======== Data provided
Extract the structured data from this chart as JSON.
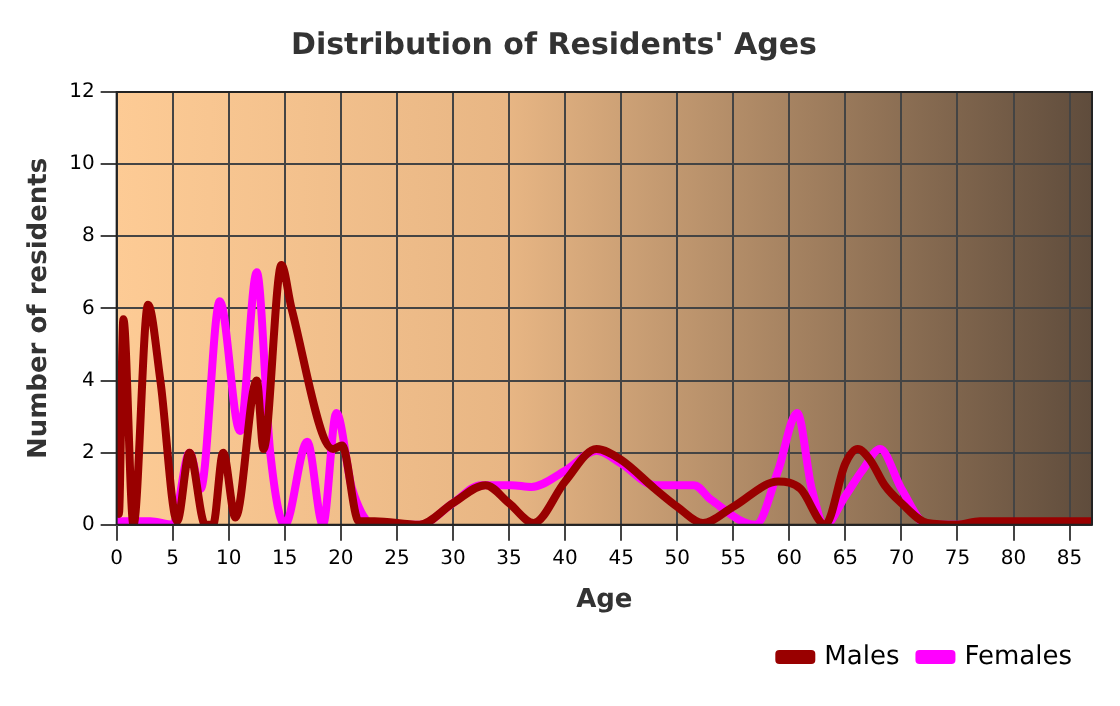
{
  "chart_data": {
    "type": "line",
    "title": "Distribution of Residents' Ages",
    "xlabel": "Age",
    "ylabel": "Number of residents",
    "xlim": [
      0,
      87
    ],
    "xticks": [
      0,
      5,
      10,
      15,
      20,
      25,
      30,
      35,
      40,
      45,
      50,
      55,
      60,
      65,
      70,
      75,
      80,
      85
    ],
    "ylim": [
      0,
      12
    ],
    "yticks": [
      0,
      2,
      4,
      6,
      8,
      10,
      12
    ],
    "grid": true,
    "legend": "bottom",
    "marker": "none",
    "line_style": "solid",
    "series": [
      {
        "name": "Males",
        "color": "#990000",
        "x": [
          0,
          0.2,
          0.6,
          1.5,
          2.8,
          3.9,
          5.4,
          6.5,
          7.9,
          8.6,
          9.5,
          10.6,
          12.5,
          13.1,
          14.7,
          15.6,
          19.3,
          20.1,
          21.6,
          23,
          27,
          30,
          32.9,
          35,
          37.2,
          40,
          42.8,
          45,
          48,
          50,
          52.3,
          55,
          59,
          61,
          63.2,
          65,
          66.1,
          67.2,
          68.5,
          70,
          72.3,
          75,
          77,
          87
        ],
        "values": [
          2,
          0.3,
          5.7,
          0,
          6.1,
          4,
          0.1,
          2,
          0,
          0,
          2,
          0.2,
          4,
          2.1,
          7.2,
          6,
          2.1,
          2.2,
          0.1,
          0.1,
          0,
          0.6,
          1.1,
          0.6,
          0.05,
          1.2,
          2.1,
          1.8,
          1,
          0.5,
          0.05,
          0.5,
          1.2,
          1,
          0,
          1.7,
          2.1,
          1.8,
          1.1,
          0.6,
          0.05,
          0,
          0.1,
          0.1
        ]
      },
      {
        "name": "Females",
        "color": "#ff00ff",
        "x": [
          0,
          3,
          5,
          6.5,
          7.5,
          9.2,
          11,
          12.5,
          13.7,
          15,
          17,
          18.4,
          19.6,
          21,
          23,
          27,
          30,
          32.5,
          35.2,
          37,
          40,
          42.8,
          45,
          48,
          51.5,
          53,
          57,
          59,
          60.7,
          62,
          63.2,
          65,
          66.5,
          68.1,
          70,
          72.3,
          80,
          87
        ],
        "values": [
          0.1,
          0.1,
          0,
          2,
          1,
          6.2,
          2.6,
          7,
          2,
          0,
          2.3,
          0,
          3.1,
          1,
          0,
          0,
          0.6,
          1.1,
          1.1,
          1.05,
          1.5,
          2.05,
          1.7,
          1.1,
          1.1,
          0.7,
          0,
          1.5,
          3.1,
          1,
          0,
          0.8,
          1.5,
          2.1,
          1,
          0,
          0,
          0
        ]
      }
    ]
  }
}
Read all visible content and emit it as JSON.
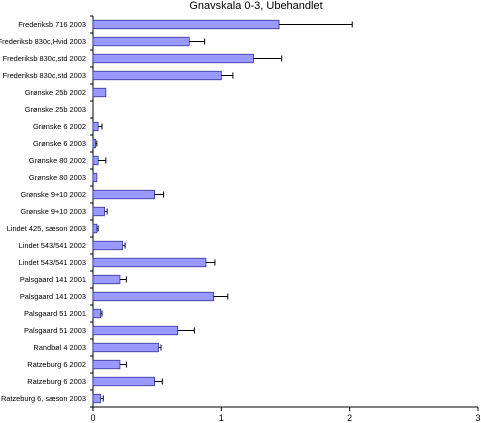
{
  "chart_data": {
    "type": "bar",
    "orientation": "horizontal",
    "title": "Gnavskala 0-3, Ubehandlet",
    "xlabel": "",
    "ylabel": "",
    "xlim": [
      0,
      3
    ],
    "x_ticks": [
      "0",
      "1",
      "2",
      "3"
    ],
    "grid": false,
    "legend": "none",
    "bar_color": "#9999ff",
    "bar_edge_color": "#333399",
    "categories": [
      "Frederiksb 716 2003",
      "Frederiksb 830c,Hvid  2003",
      "Frederiksb 830c,std 2002",
      "Frederiksb 830c,std 2003",
      "Grønske 25b 2002",
      "Grønske 25b 2003",
      "Grønske 6 2002",
      "Grønske 6 2003",
      "Grønske 80 2002",
      "Grønske 80 2003",
      "Grønske 9+10 2002",
      "Grønske 9+10 2003",
      "Lindet 425, sæson 2003",
      "Lindet 543/541 2002",
      "Lindet 543/541 2003",
      "Palsgaard 141 2001",
      "Palsgaard 141 2003",
      "Palsgaard 51 2001",
      "Palsgaard 51 2003",
      "Randbøl 4 2003",
      "Ratzeburg 6 2002",
      "Ratzeburg 6 2003",
      "Ratzeburg 6, sæson 2003"
    ],
    "values": [
      1.45,
      0.75,
      1.25,
      1.0,
      0.1,
      0.0,
      0.04,
      0.02,
      0.04,
      0.03,
      0.48,
      0.09,
      0.03,
      0.23,
      0.88,
      0.21,
      0.94,
      0.06,
      0.66,
      0.51,
      0.21,
      0.48,
      0.06
    ],
    "error": [
      0.57,
      0.12,
      0.22,
      0.09,
      0.0,
      0.0,
      0.03,
      0.01,
      0.06,
      0.0,
      0.07,
      0.02,
      0.01,
      0.02,
      0.07,
      0.05,
      0.11,
      0.01,
      0.13,
      0.02,
      0.05,
      0.06,
      0.02
    ]
  }
}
================
* _Exercise objective_
Give back every line exactly as it stands, pictures excluded.

* _Output for this task_
Extract the structured data from this chart as JSON.
{
  "chart_data": {
    "type": "line",
    "title": "Distribution of Residents' Ages",
    "xlabel": "Age",
    "ylabel": "Number of residents",
    "xlim": [
      0,
      87
    ],
    "xticks": [
      0,
      5,
      10,
      15,
      20,
      25,
      30,
      35,
      40,
      45,
      50,
      55,
      60,
      65,
      70,
      75,
      80,
      85
    ],
    "ylim": [
      0,
      12
    ],
    "yticks": [
      0,
      2,
      4,
      6,
      8,
      10,
      12
    ],
    "grid": true,
    "legend": "bottom",
    "marker": "none",
    "line_style": "solid",
    "series": [
      {
        "name": "Males",
        "color": "#990000",
        "x": [
          0,
          0.2,
          0.6,
          1.5,
          2.8,
          3.9,
          5.4,
          6.5,
          7.9,
          8.6,
          9.5,
          10.6,
          12.5,
          13.1,
          14.7,
          15.6,
          19.3,
          20.1,
          21.6,
          23,
          27,
          30,
          32.9,
          35,
          37.2,
          40,
          42.8,
          45,
          48,
          50,
          52.3,
          55,
          59,
          61,
          63.2,
          65,
          66.1,
          67.2,
          68.5,
          70,
          72.3,
          75,
          77,
          87
        ],
        "values": [
          2,
          0.3,
          5.7,
          0,
          6.1,
          4,
          0.1,
          2,
          0,
          0,
          2,
          0.2,
          4,
          2.1,
          7.2,
          6,
          2.1,
          2.2,
          0.1,
          0.1,
          0,
          0.6,
          1.1,
          0.6,
          0.05,
          1.2,
          2.1,
          1.8,
          1,
          0.5,
          0.05,
          0.5,
          1.2,
          1,
          0,
          1.7,
          2.1,
          1.8,
          1.1,
          0.6,
          0.05,
          0,
          0.1,
          0.1
        ]
      },
      {
        "name": "Females",
        "color": "#ff00ff",
        "x": [
          0,
          3,
          5,
          6.5,
          7.5,
          9.2,
          11,
          12.5,
          13.7,
          15,
          17,
          18.4,
          19.6,
          21,
          23,
          27,
          30,
          32.5,
          35.2,
          37,
          40,
          42.8,
          45,
          48,
          51.5,
          53,
          57,
          59,
          60.7,
          62,
          63.2,
          65,
          66.5,
          68.1,
          70,
          72.3,
          80,
          87
        ],
        "values": [
          0.1,
          0.1,
          0,
          2,
          1,
          6.2,
          2.6,
          7,
          2,
          0,
          2.3,
          0,
          3.1,
          1,
          0,
          0,
          0.6,
          1.1,
          1.1,
          1.05,
          1.5,
          2.05,
          1.7,
          1.1,
          1.1,
          0.7,
          0,
          1.5,
          3.1,
          1,
          0,
          0.8,
          1.5,
          2.1,
          1,
          0,
          0,
          0
        ]
      }
    ]
  }
}
Read all visible content and emit it as JSON.
{
  "chart_data": {
    "type": "bar",
    "orientation": "horizontal",
    "title": "Gnavskala 0-3, Ubehandlet",
    "xlabel": "",
    "ylabel": "",
    "xlim": [
      0,
      3
    ],
    "x_ticks": [
      "0",
      "1",
      "2",
      "3"
    ],
    "grid": false,
    "legend": "none",
    "bar_color": "#9999ff",
    "bar_edge_color": "#333399",
    "categories": [
      "Frederiksb 716 2003",
      "Frederiksb 830c,Hvid  2003",
      "Frederiksb 830c,std 2002",
      "Frederiksb 830c,std 2003",
      "Grønske 25b 2002",
      "Grønske 25b 2003",
      "Grønske 6 2002",
      "Grønske 6 2003",
      "Grønske 80 2002",
      "Grønske 80 2003",
      "Grønske 9+10 2002",
      "Grønske 9+10 2003",
      "Lindet 425, sæson 2003",
      "Lindet 543/541 2002",
      "Lindet 543/541 2003",
      "Palsgaard 141 2001",
      "Palsgaard 141 2003",
      "Palsgaard 51 2001",
      "Palsgaard 51 2003",
      "Randbøl 4 2003",
      "Ratzeburg 6 2002",
      "Ratzeburg 6 2003",
      "Ratzeburg 6, sæson 2003"
    ],
    "values": [
      1.45,
      0.75,
      1.25,
      1.0,
      0.1,
      0.0,
      0.04,
      0.02,
      0.04,
      0.03,
      0.48,
      0.09,
      0.03,
      0.23,
      0.88,
      0.21,
      0.94,
      0.06,
      0.66,
      0.51,
      0.21,
      0.48,
      0.06
    ],
    "error": [
      0.57,
      0.12,
      0.22,
      0.09,
      0.0,
      0.0,
      0.03,
      0.01,
      0.06,
      0.0,
      0.07,
      0.02,
      0.01,
      0.02,
      0.07,
      0.05,
      0.11,
      0.01,
      0.13,
      0.02,
      0.05,
      0.06,
      0.02
    ]
  }
}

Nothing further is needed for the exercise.